[What you are asked to do] Repeat each record below exactly as given.

[Records provided]
===
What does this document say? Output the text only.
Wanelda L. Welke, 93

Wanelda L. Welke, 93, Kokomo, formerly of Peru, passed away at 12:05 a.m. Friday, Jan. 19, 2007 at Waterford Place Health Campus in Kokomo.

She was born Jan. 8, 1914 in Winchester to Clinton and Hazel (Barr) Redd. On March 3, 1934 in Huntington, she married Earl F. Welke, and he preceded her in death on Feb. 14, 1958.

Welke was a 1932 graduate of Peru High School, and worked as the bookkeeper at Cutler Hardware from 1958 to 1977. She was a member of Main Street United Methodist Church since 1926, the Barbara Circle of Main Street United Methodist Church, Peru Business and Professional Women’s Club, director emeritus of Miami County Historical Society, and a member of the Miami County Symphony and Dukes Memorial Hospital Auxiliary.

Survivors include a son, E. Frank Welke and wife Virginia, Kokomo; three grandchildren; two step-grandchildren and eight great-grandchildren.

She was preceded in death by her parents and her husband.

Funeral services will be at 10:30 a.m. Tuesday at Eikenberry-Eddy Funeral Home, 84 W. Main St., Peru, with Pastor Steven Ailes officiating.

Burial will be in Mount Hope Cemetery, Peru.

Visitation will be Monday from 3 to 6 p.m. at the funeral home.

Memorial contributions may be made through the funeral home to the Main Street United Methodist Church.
===
[Full answer]
What does this document say? Output the text only.
Wanelda L. Welke, 93

Wanelda L. Welke, 93, Kokomo, formerly of Peru, passed away at 12:05 a.m. Friday, Jan. 19, 2007 at Waterford Place Health Campus in Kokomo.

She was born Jan. 8, 1914 in Winchester to Clinton and Hazel (Barr) Redd. On March 3, 1934 in Huntington, she married Earl F. Welke, and he preceded her in death on Feb. 14, 1958.

Welke was a 1932 graduate of Peru High School, and worked as the bookkeeper at Cutler Hardware from 1958 to 1977. She was a member of Main Street United Methodist Church since 1926, the Barbara Circle of Main Street United Methodist Church, Peru Business and Professional Women’s Club, director emeritus of Miami County Historical Society, and a member of the Miami County Symphony and Dukes Memorial Hospital Auxiliary.

Survivors include a son, E. Frank Welke and wife Virginia, Kokomo; three grandchildren; two step-grandchildren and eight great-grandchildren.

She was preceded in death by her parents and her husband.

Funeral services will be at 10:30 a.m. Tuesday at Eikenberry-Eddy Funeral Home, 84 W. Main St., Peru, with Pastor Steven Ailes officiating.

Burial will be in Mount Hope Cemetery, Peru.

Visitation will be Monday from 3 to 6 p.m. at the funeral home.

Memorial contributions may be made through the funeral home to the Main Street United Methodist Church.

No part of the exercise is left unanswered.